■ **DIRECTIONS FOR THIS TASK**: Copy the listing below in full and skip every picture.

--- begin EXCERPTED DATA ---

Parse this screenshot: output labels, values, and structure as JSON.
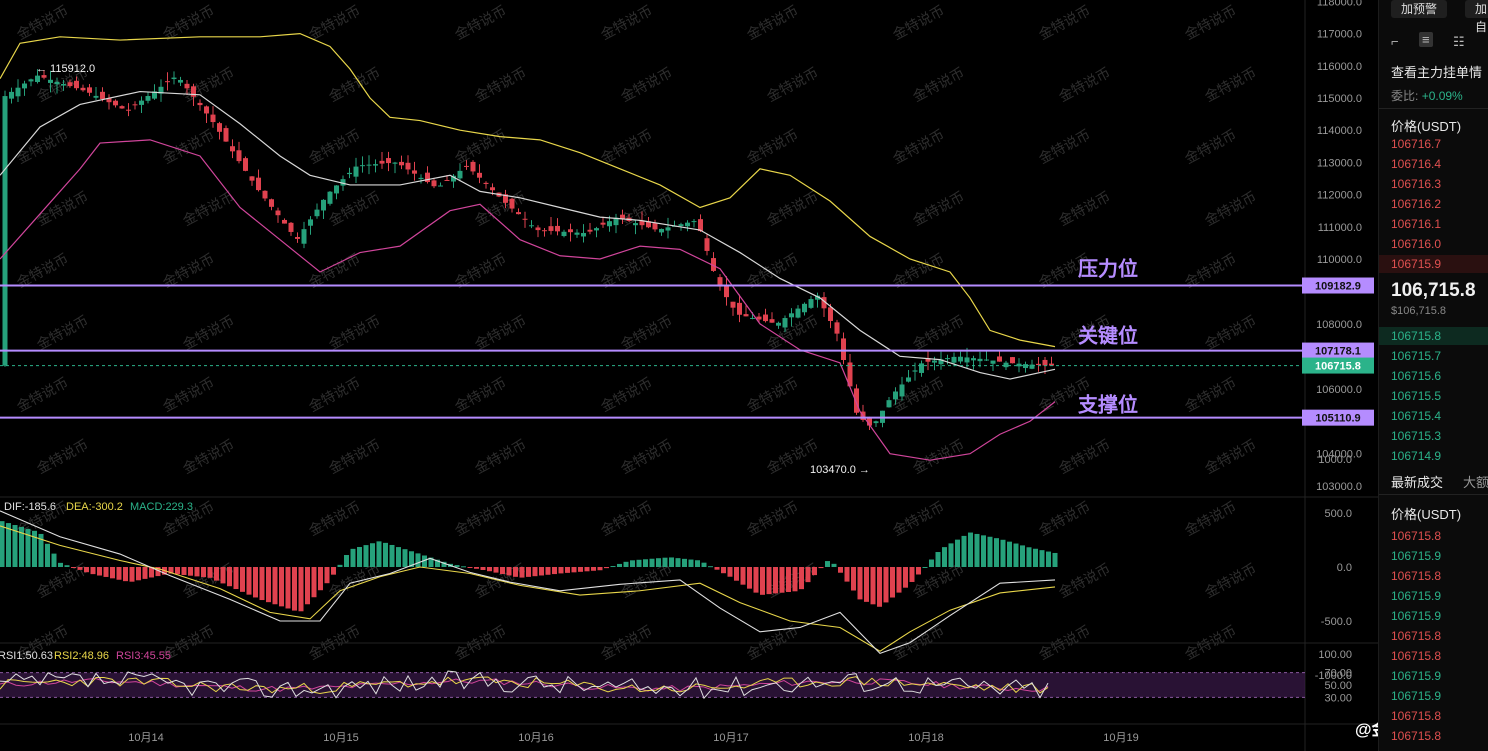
{
  "chart_data": [
    {
      "type": "candlestick",
      "title": "",
      "x_ticks": [
        "10月14",
        "10月15",
        "10月16",
        "10月17",
        "10月18",
        "10月19"
      ],
      "y_ticks": [
        "118000.0",
        "117000.0",
        "116000.0",
        "115000.0",
        "114000.0",
        "113000.0",
        "112000.0",
        "111000.0",
        "110000.0",
        "108000.0",
        "106000.0",
        "104000.0",
        "103000.0"
      ],
      "ylim": [
        102700,
        118000
      ],
      "annotations": {
        "high": "← 115912.0",
        "low": "103470.0 →",
        "resistance": "压力位",
        "key": "关键位",
        "support": "支撑位"
      },
      "levels": {
        "resistance": "109182.9",
        "key": "107178.1",
        "current": "106715.8",
        "support": "105110.9"
      },
      "overlays": [
        "Bollinger upper",
        "Bollinger middle",
        "Bollinger lower"
      ],
      "colors": {
        "up": "#26a17b",
        "down": "#e0424f",
        "level": "#b58cff",
        "upper": "#e8d64a",
        "lower": "#d0459b",
        "middle": "#d8d8d8"
      }
    },
    {
      "type": "bar",
      "indicator": "MACD",
      "legend": {
        "dif": "DIF:-185.6",
        "dea": "DEA:-300.2",
        "macd": "MACD:229.3"
      },
      "y_ticks": [
        "1000.0",
        "500.0",
        "0.0",
        "-500.0",
        "-1000.0"
      ],
      "ylim": [
        -1000,
        1000
      ]
    },
    {
      "type": "line",
      "indicator": "RSI",
      "legend": {
        "rsi1": "RSI1:50.63",
        "rsi2": "RSI2:48.96",
        "rsi3": "RSI3:45.55"
      },
      "y_ticks": [
        "100.00",
        "70.00",
        "50.00",
        "30.00"
      ],
      "ylim": [
        0,
        100
      ]
    }
  ],
  "watermark": "金特说币",
  "brand": "@金特说币",
  "sidebar": {
    "buttons": [
      "加预警",
      "加自"
    ],
    "orderbook_title": "查看主力挂单情",
    "ratio_label": "委比:",
    "ratio_value": "+0.09%",
    "price_header": "价格(USDT)",
    "asks": [
      "106716.7",
      "106716.4",
      "106716.3",
      "106716.2",
      "106716.1",
      "106716.0",
      "106715.9"
    ],
    "last_price": "106,715.8",
    "last_price_sub": "$106,715.8",
    "bids": [
      "106715.8",
      "106715.7",
      "106715.6",
      "106715.5",
      "106715.4",
      "106715.3",
      "106714.9"
    ],
    "trades_tab": "最新成交",
    "trades_tab2": "大额",
    "trades_header": "价格(USDT)",
    "trades": [
      {
        "p": "106715.8",
        "side": "sell"
      },
      {
        "p": "106715.9",
        "side": "buy"
      },
      {
        "p": "106715.8",
        "side": "sell"
      },
      {
        "p": "106715.9",
        "side": "buy"
      },
      {
        "p": "106715.9",
        "side": "buy"
      },
      {
        "p": "106715.8",
        "side": "sell"
      },
      {
        "p": "106715.8",
        "side": "sell"
      },
      {
        "p": "106715.9",
        "side": "buy"
      },
      {
        "p": "106715.9",
        "side": "buy"
      },
      {
        "p": "106715.8",
        "side": "sell"
      },
      {
        "p": "106715.8",
        "side": "sell"
      }
    ]
  }
}
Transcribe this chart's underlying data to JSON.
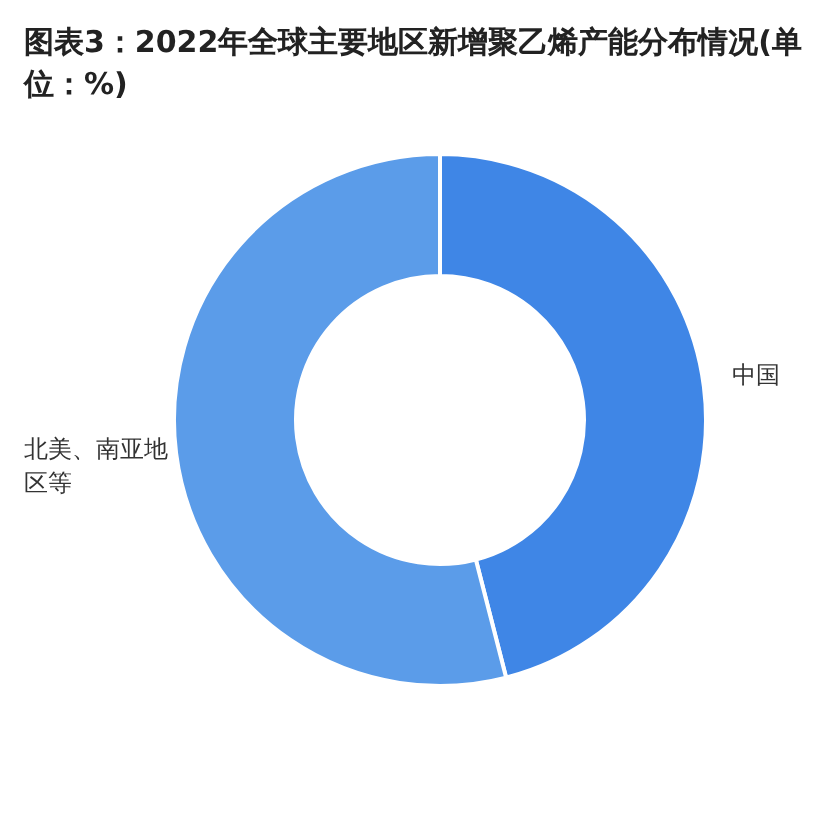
{
  "chart_data": {
    "type": "donut",
    "title": "图表3：2022年全球主要地区新增聚乙烯产能分布情况(单位：%)",
    "categories": [
      "中国",
      "北美、南亚地区等"
    ],
    "values": [
      46,
      54
    ],
    "colors": [
      "#3f86e6",
      "#5b9ce9"
    ]
  }
}
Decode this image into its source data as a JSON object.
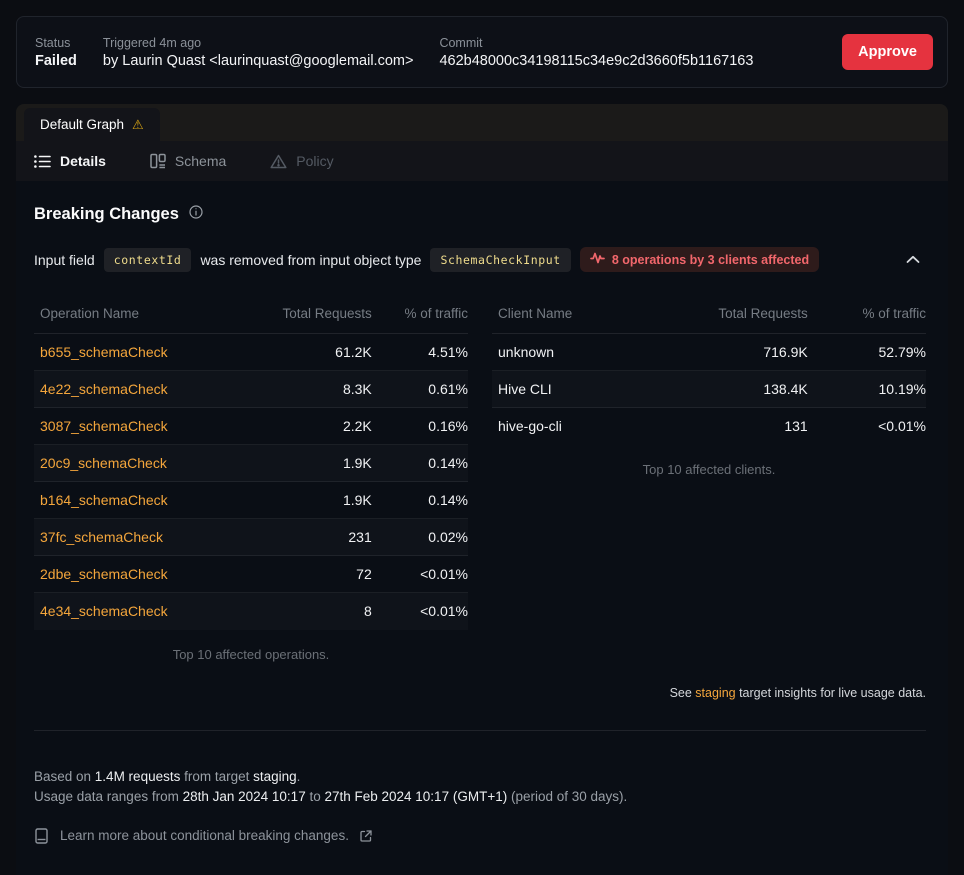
{
  "header": {
    "status_label": "Status",
    "status_value": "Failed",
    "triggered_label": "Triggered 4m ago",
    "triggered_by": "by Laurin Quast <laurinquast@googlemail.com>",
    "commit_label": "Commit",
    "commit_value": "462b48000c34198115c34e9c2d3660f5b1167163",
    "approve_label": "Approve"
  },
  "tabs": {
    "graph_tab_label": "Default Graph",
    "sub_tabs": [
      {
        "label": "Details"
      },
      {
        "label": "Schema"
      },
      {
        "label": "Policy"
      }
    ]
  },
  "breaking": {
    "title": "Breaking Changes",
    "change": {
      "prefix": "Input field",
      "field_code": "contextId",
      "middle": "was removed from input object type",
      "type_code": "SchemaCheckInput",
      "affected_badge": "8 operations by 3 clients affected"
    }
  },
  "operations_table": {
    "headers": [
      "Operation Name",
      "Total Requests",
      "% of traffic"
    ],
    "rows": [
      [
        "b655_schemaCheck",
        "61.2K",
        "4.51%"
      ],
      [
        "4e22_schemaCheck",
        "8.3K",
        "0.61%"
      ],
      [
        "3087_schemaCheck",
        "2.2K",
        "0.16%"
      ],
      [
        "20c9_schemaCheck",
        "1.9K",
        "0.14%"
      ],
      [
        "b164_schemaCheck",
        "1.9K",
        "0.14%"
      ],
      [
        "37fc_schemaCheck",
        "231",
        "0.02%"
      ],
      [
        "2dbe_schemaCheck",
        "72",
        "<0.01%"
      ],
      [
        "4e34_schemaCheck",
        "8",
        "<0.01%"
      ]
    ],
    "footer": "Top 10 affected operations."
  },
  "clients_table": {
    "headers": [
      "Client Name",
      "Total Requests",
      "% of traffic"
    ],
    "rows": [
      [
        "unknown",
        "716.9K",
        "52.79%"
      ],
      [
        "Hive CLI",
        "138.4K",
        "10.19%"
      ],
      [
        "hive-go-cli",
        "131",
        "<0.01%"
      ]
    ],
    "footer": "Top 10 affected clients."
  },
  "insights_note": {
    "prefix": "See ",
    "link": "staging",
    "suffix": " target insights for live usage data."
  },
  "footer": {
    "based_prefix": "Based on ",
    "requests": "1.4M requests",
    "from_target": " from target ",
    "target_name": "staging",
    "period_dot": ".",
    "range_prefix": "Usage data ranges from ",
    "date_start": "28th Jan 2024 10:17",
    "to_word": " to ",
    "date_end": "27th Feb 2024 10:17 (GMT+1)",
    "range_suffix": " (period of 30 days).",
    "learn_more": "Learn more about conditional breaking changes."
  },
  "colors": {
    "accent_orange": "#f4a63c",
    "danger_red": "#e5333f",
    "warning_yellow": "#d9a514",
    "code_yellow": "#f0dd8d",
    "affected_red": "#f2676c",
    "panel_bg": "#0a0e15"
  }
}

--- end EXCERPTED DATA ---

■ **RIGHT ANSWER**:
Parse this screenshot: output labels, values, and structure as JSON.
{
  "chart_data": [
    {
      "type": "candlestick",
      "title": "",
      "x_ticks": [
        "10月14",
        "10月15",
        "10月16",
        "10月17",
        "10月18",
        "10月19"
      ],
      "y_ticks": [
        "118000.0",
        "117000.0",
        "116000.0",
        "115000.0",
        "114000.0",
        "113000.0",
        "112000.0",
        "111000.0",
        "110000.0",
        "108000.0",
        "106000.0",
        "104000.0",
        "103000.0"
      ],
      "ylim": [
        102700,
        118000
      ],
      "annotations": {
        "high": "← 115912.0",
        "low": "103470.0 →",
        "resistance": "压力位",
        "key": "关键位",
        "support": "支撑位"
      },
      "levels": {
        "resistance": "109182.9",
        "key": "107178.1",
        "current": "106715.8",
        "support": "105110.9"
      },
      "overlays": [
        "Bollinger upper",
        "Bollinger middle",
        "Bollinger lower"
      ],
      "colors": {
        "up": "#26a17b",
        "down": "#e0424f",
        "level": "#b58cff",
        "upper": "#e8d64a",
        "lower": "#d0459b",
        "middle": "#d8d8d8"
      }
    },
    {
      "type": "bar",
      "indicator": "MACD",
      "legend": {
        "dif": "DIF:-185.6",
        "dea": "DEA:-300.2",
        "macd": "MACD:229.3"
      },
      "y_ticks": [
        "1000.0",
        "500.0",
        "0.0",
        "-500.0",
        "-1000.0"
      ],
      "ylim": [
        -1000,
        1000
      ]
    },
    {
      "type": "line",
      "indicator": "RSI",
      "legend": {
        "rsi1": "RSI1:50.63",
        "rsi2": "RSI2:48.96",
        "rsi3": "RSI3:45.55"
      },
      "y_ticks": [
        "100.00",
        "70.00",
        "50.00",
        "30.00"
      ],
      "ylim": [
        0,
        100
      ]
    }
  ],
  "watermark": "金特说币",
  "brand": "@金特说币",
  "sidebar": {
    "buttons": [
      "加预警",
      "加自"
    ],
    "orderbook_title": "查看主力挂单情",
    "ratio_label": "委比:",
    "ratio_value": "+0.09%",
    "price_header": "价格(USDT)",
    "asks": [
      "106716.7",
      "106716.4",
      "106716.3",
      "106716.2",
      "106716.1",
      "106716.0",
      "106715.9"
    ],
    "last_price": "106,715.8",
    "last_price_sub": "$106,715.8",
    "bids": [
      "106715.8",
      "106715.7",
      "106715.6",
      "106715.5",
      "106715.4",
      "106715.3",
      "106714.9"
    ],
    "trades_tab": "最新成交",
    "trades_tab2": "大额",
    "trades_header": "价格(USDT)",
    "trades": [
      {
        "p": "106715.8",
        "side": "sell"
      },
      {
        "p": "106715.9",
        "side": "buy"
      },
      {
        "p": "106715.8",
        "side": "sell"
      },
      {
        "p": "106715.9",
        "side": "buy"
      },
      {
        "p": "106715.9",
        "side": "buy"
      },
      {
        "p": "106715.8",
        "side": "sell"
      },
      {
        "p": "106715.8",
        "side": "sell"
      },
      {
        "p": "106715.9",
        "side": "buy"
      },
      {
        "p": "106715.9",
        "side": "buy"
      },
      {
        "p": "106715.8",
        "side": "sell"
      },
      {
        "p": "106715.8",
        "side": "sell"
      }
    ]
  }
}
Transcribe this chart's underlying data to JSON.
{
  "chart_data": {
    "type": "donut",
    "title": "图表3：2022年全球主要地区新增聚乙烯产能分布情况(单位：%)",
    "categories": [
      "中国",
      "北美、南亚地区等"
    ],
    "values": [
      46,
      54
    ],
    "colors": [
      "#3f86e6",
      "#5b9ce9"
    ]
  }
}
Decode this image into its source data as a JSON object.
{
  "header": {
    "status_label": "Status",
    "status_value": "Failed",
    "triggered_label": "Triggered 4m ago",
    "triggered_by": "by Laurin Quast <laurinquast@googlemail.com>",
    "commit_label": "Commit",
    "commit_value": "462b48000c34198115c34e9c2d3660f5b1167163",
    "approve_label": "Approve"
  },
  "tabs": {
    "graph_tab_label": "Default Graph",
    "sub_tabs": [
      {
        "label": "Details"
      },
      {
        "label": "Schema"
      },
      {
        "label": "Policy"
      }
    ]
  },
  "breaking": {
    "title": "Breaking Changes",
    "change": {
      "prefix": "Input field",
      "field_code": "contextId",
      "middle": "was removed from input object type",
      "type_code": "SchemaCheckInput",
      "affected_badge": "8 operations by 3 clients affected"
    }
  },
  "operations_table": {
    "headers": [
      "Operation Name",
      "Total Requests",
      "% of traffic"
    ],
    "rows": [
      [
        "b655_schemaCheck",
        "61.2K",
        "4.51%"
      ],
      [
        "4e22_schemaCheck",
        "8.3K",
        "0.61%"
      ],
      [
        "3087_schemaCheck",
        "2.2K",
        "0.16%"
      ],
      [
        "20c9_schemaCheck",
        "1.9K",
        "0.14%"
      ],
      [
        "b164_schemaCheck",
        "1.9K",
        "0.14%"
      ],
      [
        "37fc_schemaCheck",
        "231",
        "0.02%"
      ],
      [
        "2dbe_schemaCheck",
        "72",
        "<0.01%"
      ],
      [
        "4e34_schemaCheck",
        "8",
        "<0.01%"
      ]
    ],
    "footer": "Top 10 affected operations."
  },
  "clients_table": {
    "headers": [
      "Client Name",
      "Total Requests",
      "% of traffic"
    ],
    "rows": [
      [
        "unknown",
        "716.9K",
        "52.79%"
      ],
      [
        "Hive CLI",
        "138.4K",
        "10.19%"
      ],
      [
        "hive-go-cli",
        "131",
        "<0.01%"
      ]
    ],
    "footer": "Top 10 affected clients."
  },
  "insights_note": {
    "prefix": "See ",
    "link": "staging",
    "suffix": " target insights for live usage data."
  },
  "footer": {
    "based_prefix": "Based on ",
    "requests": "1.4M requests",
    "from_target": " from target ",
    "target_name": "staging",
    "period_dot": ".",
    "range_prefix": "Usage data ranges from ",
    "date_start": "28th Jan 2024 10:17",
    "to_word": " to ",
    "date_end": "27th Feb 2024 10:17 (GMT+1)",
    "range_suffix": " (period of 30 days).",
    "learn_more": "Learn more about conditional breaking changes."
  },
  "colors": {
    "accent_orange": "#f4a63c",
    "danger_red": "#e5333f",
    "warning_yellow": "#d9a514",
    "code_yellow": "#f0dd8d",
    "affected_red": "#f2676c",
    "panel_bg": "#0a0e15"
  }
}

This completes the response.